What the exercise asks. Copy out each line of the material in which the word "situated" appears.

(Stored entries)
==================================================
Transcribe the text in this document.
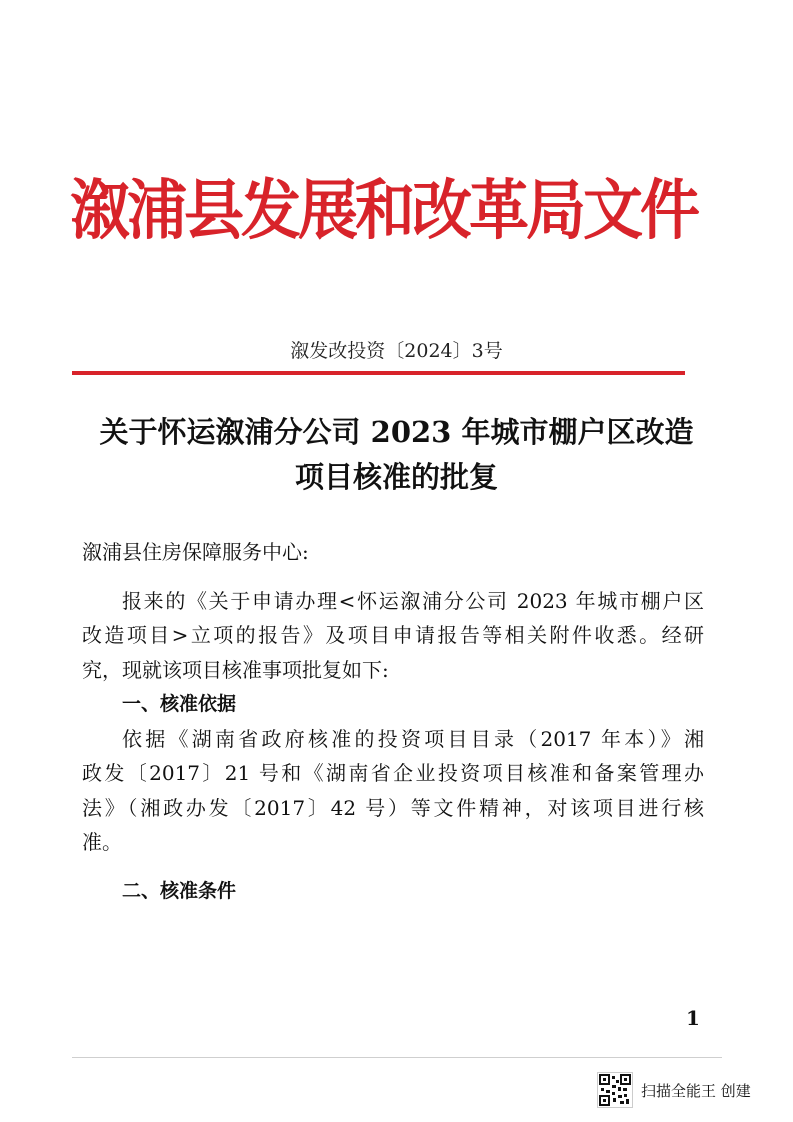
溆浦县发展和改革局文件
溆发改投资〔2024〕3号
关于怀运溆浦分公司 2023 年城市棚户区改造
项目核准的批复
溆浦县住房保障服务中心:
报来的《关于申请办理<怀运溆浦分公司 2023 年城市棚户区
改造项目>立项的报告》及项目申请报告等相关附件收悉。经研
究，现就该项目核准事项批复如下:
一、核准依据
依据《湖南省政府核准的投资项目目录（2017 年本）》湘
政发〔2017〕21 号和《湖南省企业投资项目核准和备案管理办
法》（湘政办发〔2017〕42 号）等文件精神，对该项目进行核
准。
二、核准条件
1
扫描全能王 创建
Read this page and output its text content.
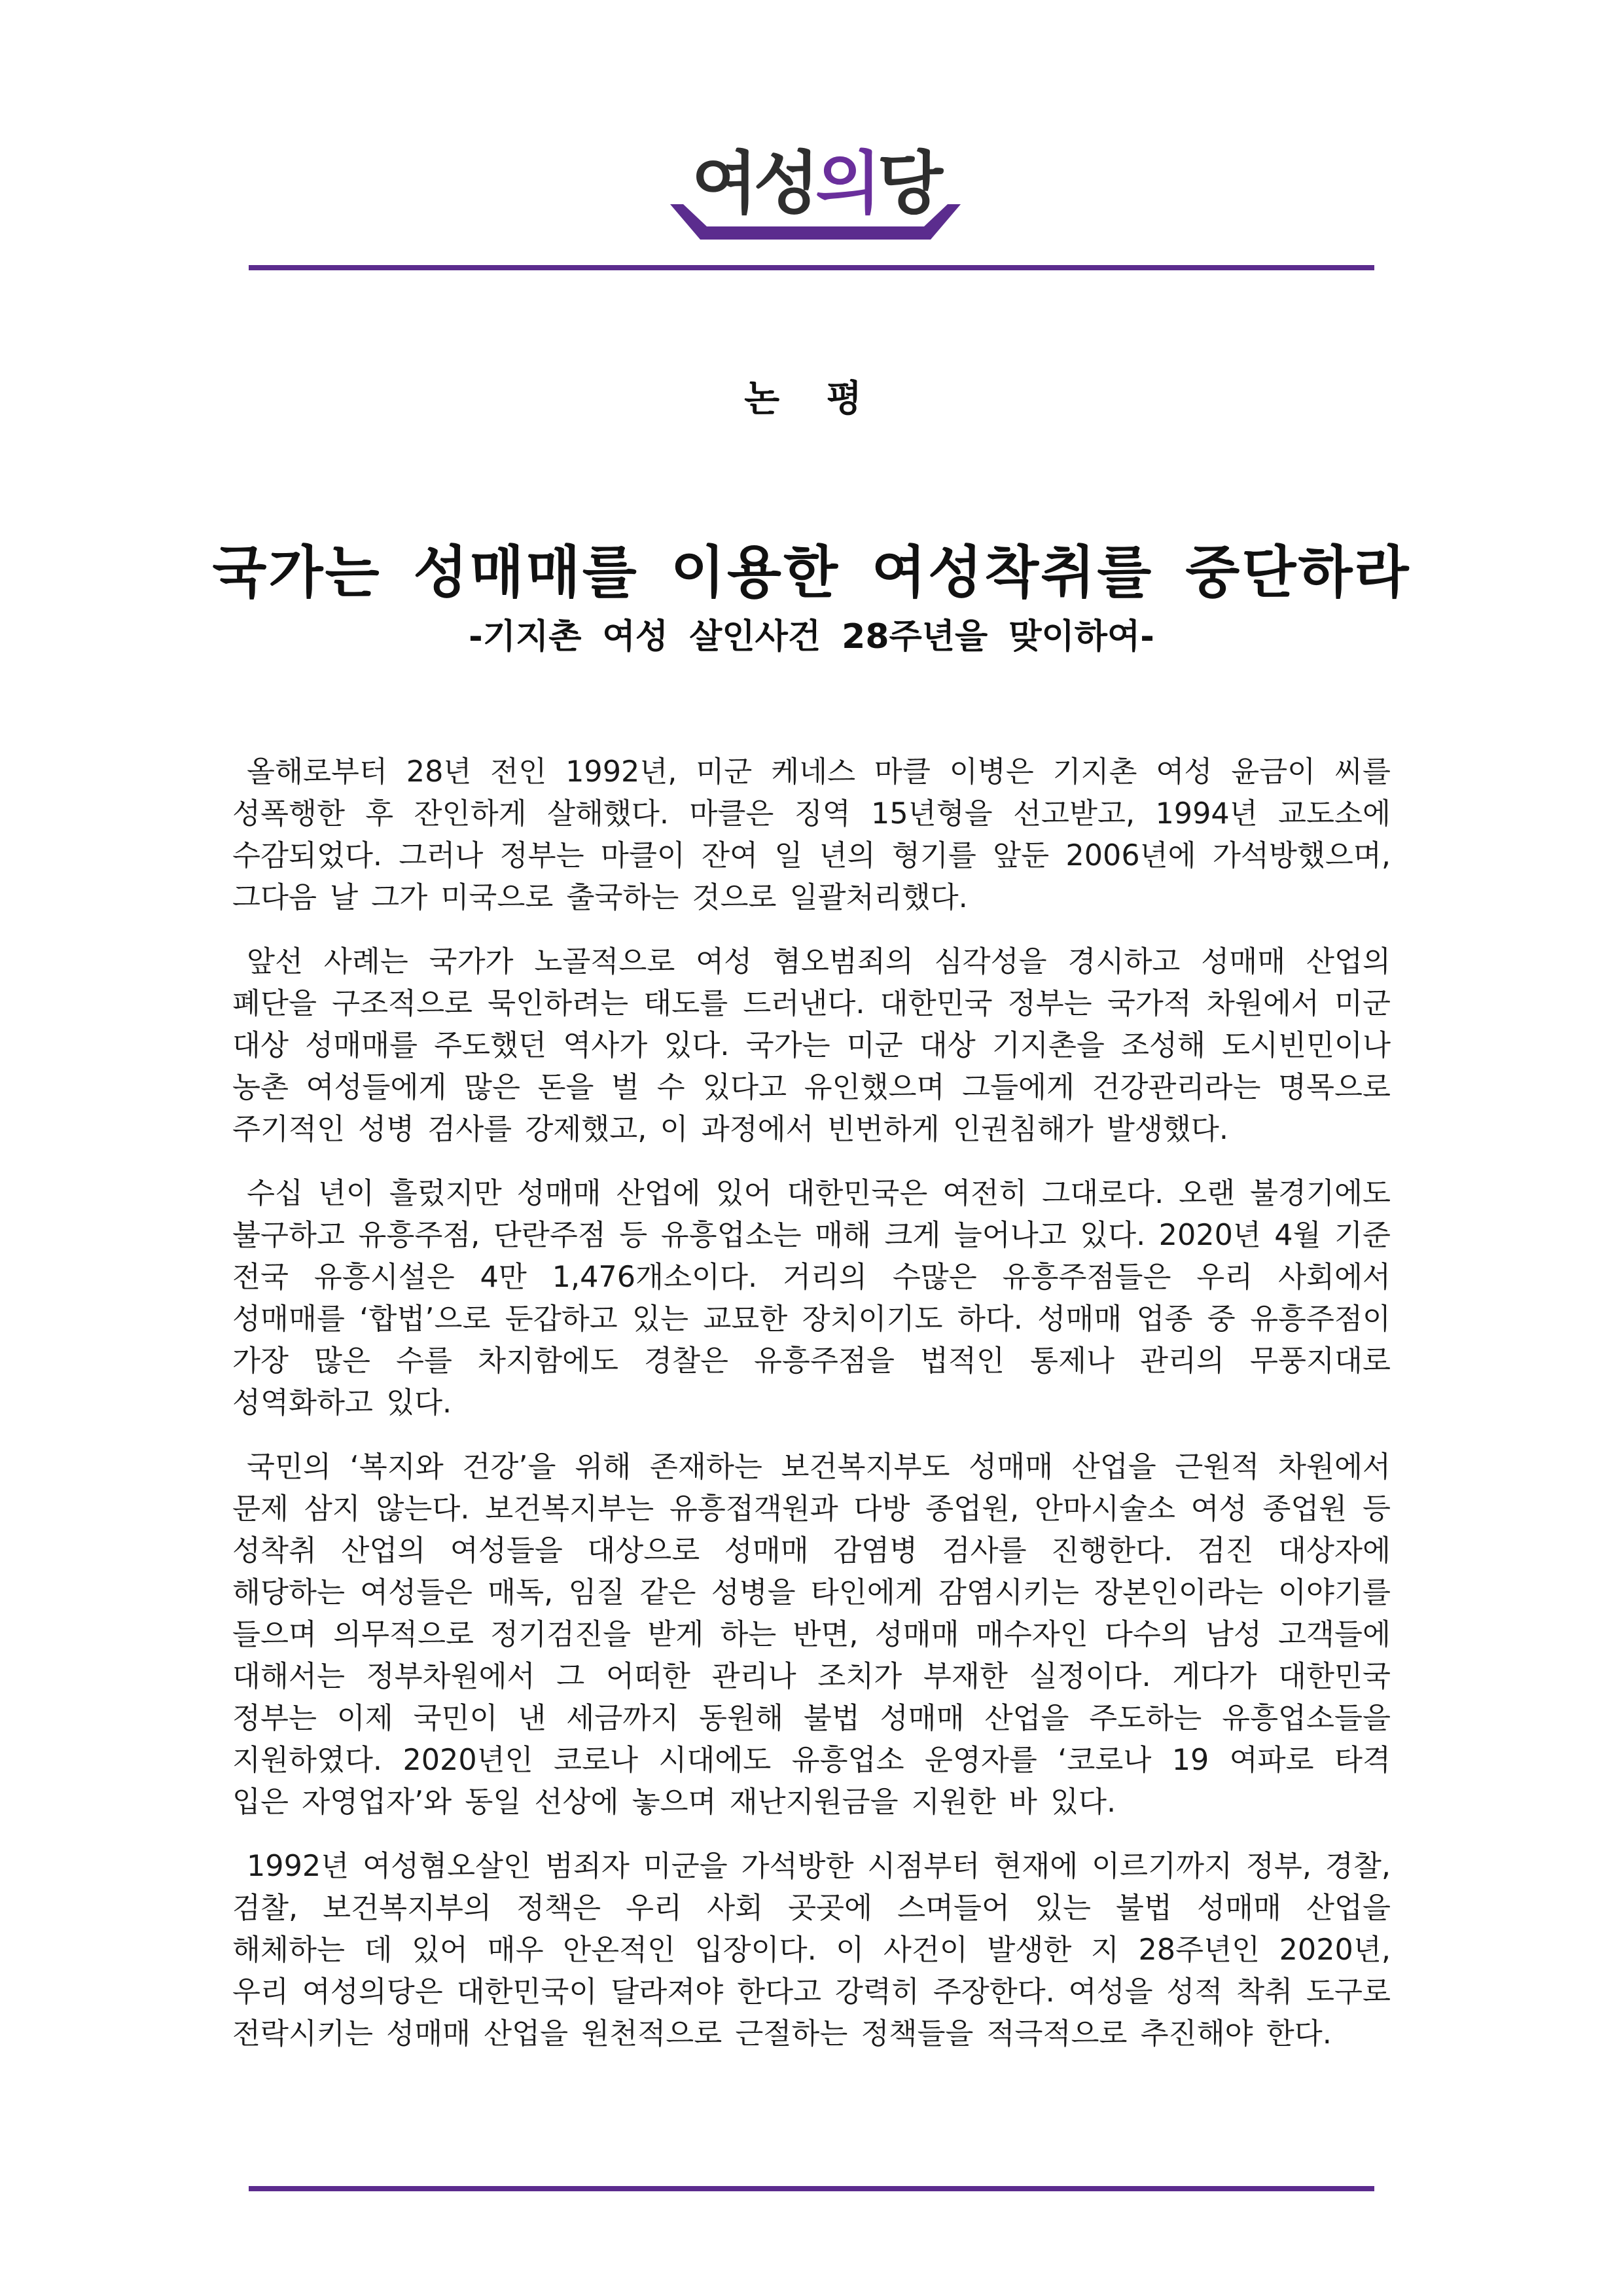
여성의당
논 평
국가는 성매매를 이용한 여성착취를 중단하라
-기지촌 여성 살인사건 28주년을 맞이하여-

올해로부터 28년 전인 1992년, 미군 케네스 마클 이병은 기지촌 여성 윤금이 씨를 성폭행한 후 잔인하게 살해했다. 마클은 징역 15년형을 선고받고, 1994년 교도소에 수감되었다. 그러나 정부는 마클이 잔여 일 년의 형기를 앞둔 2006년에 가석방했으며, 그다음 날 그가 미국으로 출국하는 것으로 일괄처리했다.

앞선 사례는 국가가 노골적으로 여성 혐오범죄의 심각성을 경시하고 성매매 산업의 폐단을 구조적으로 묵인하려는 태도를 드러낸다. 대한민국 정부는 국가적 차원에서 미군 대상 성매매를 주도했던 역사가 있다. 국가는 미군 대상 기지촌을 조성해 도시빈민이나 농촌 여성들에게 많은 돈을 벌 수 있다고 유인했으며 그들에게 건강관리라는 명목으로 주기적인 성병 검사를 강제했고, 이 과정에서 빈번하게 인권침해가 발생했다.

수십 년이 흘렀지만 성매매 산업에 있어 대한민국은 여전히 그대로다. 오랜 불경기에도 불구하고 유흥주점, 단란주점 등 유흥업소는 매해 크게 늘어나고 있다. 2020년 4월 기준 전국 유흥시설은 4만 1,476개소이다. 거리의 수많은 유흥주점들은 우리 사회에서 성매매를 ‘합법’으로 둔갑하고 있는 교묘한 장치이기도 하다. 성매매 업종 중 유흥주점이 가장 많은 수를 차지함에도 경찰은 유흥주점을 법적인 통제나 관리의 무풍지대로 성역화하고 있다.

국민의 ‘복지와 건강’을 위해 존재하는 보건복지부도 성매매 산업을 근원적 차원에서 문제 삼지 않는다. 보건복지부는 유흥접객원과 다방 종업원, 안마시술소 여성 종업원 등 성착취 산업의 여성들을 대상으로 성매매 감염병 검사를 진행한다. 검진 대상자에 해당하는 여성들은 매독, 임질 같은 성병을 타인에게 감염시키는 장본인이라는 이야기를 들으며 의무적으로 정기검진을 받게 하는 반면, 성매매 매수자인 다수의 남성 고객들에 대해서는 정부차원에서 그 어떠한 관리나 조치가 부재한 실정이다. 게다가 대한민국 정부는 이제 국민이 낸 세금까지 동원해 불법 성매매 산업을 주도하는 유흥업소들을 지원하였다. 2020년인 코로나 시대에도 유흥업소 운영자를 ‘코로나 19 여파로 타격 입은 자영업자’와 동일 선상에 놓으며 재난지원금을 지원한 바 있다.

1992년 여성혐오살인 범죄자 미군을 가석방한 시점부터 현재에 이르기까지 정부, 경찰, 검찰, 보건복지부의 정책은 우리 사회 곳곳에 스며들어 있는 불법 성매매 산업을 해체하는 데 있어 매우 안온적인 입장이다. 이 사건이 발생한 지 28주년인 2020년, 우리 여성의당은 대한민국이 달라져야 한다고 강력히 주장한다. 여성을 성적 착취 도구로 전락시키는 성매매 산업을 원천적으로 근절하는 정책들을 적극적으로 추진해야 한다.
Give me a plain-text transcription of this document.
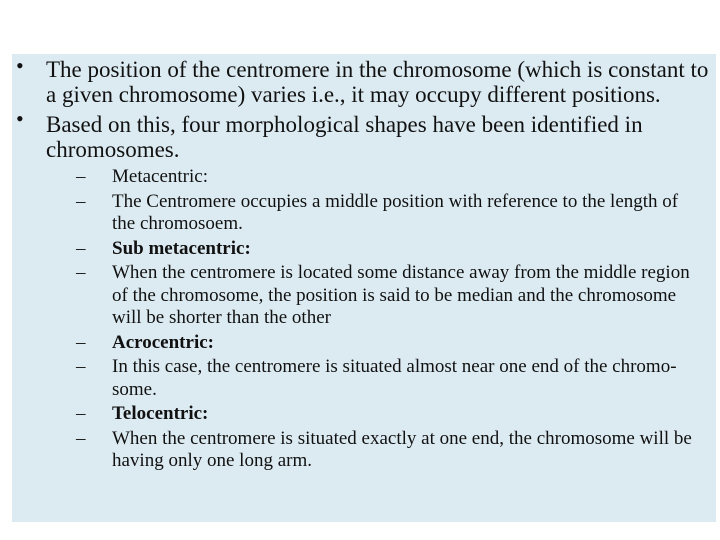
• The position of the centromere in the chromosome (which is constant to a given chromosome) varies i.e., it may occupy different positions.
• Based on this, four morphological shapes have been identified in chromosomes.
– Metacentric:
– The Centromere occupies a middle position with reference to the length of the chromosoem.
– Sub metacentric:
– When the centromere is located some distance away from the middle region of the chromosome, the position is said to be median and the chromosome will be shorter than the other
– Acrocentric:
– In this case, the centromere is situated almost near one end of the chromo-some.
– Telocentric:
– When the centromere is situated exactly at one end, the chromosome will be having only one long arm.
==================================================
Task answer.
– In this case, the centromere is situated almost near one end of the chromo-some.
– When the centromere is situated exactly at one end, the chromosome will be having only one long arm.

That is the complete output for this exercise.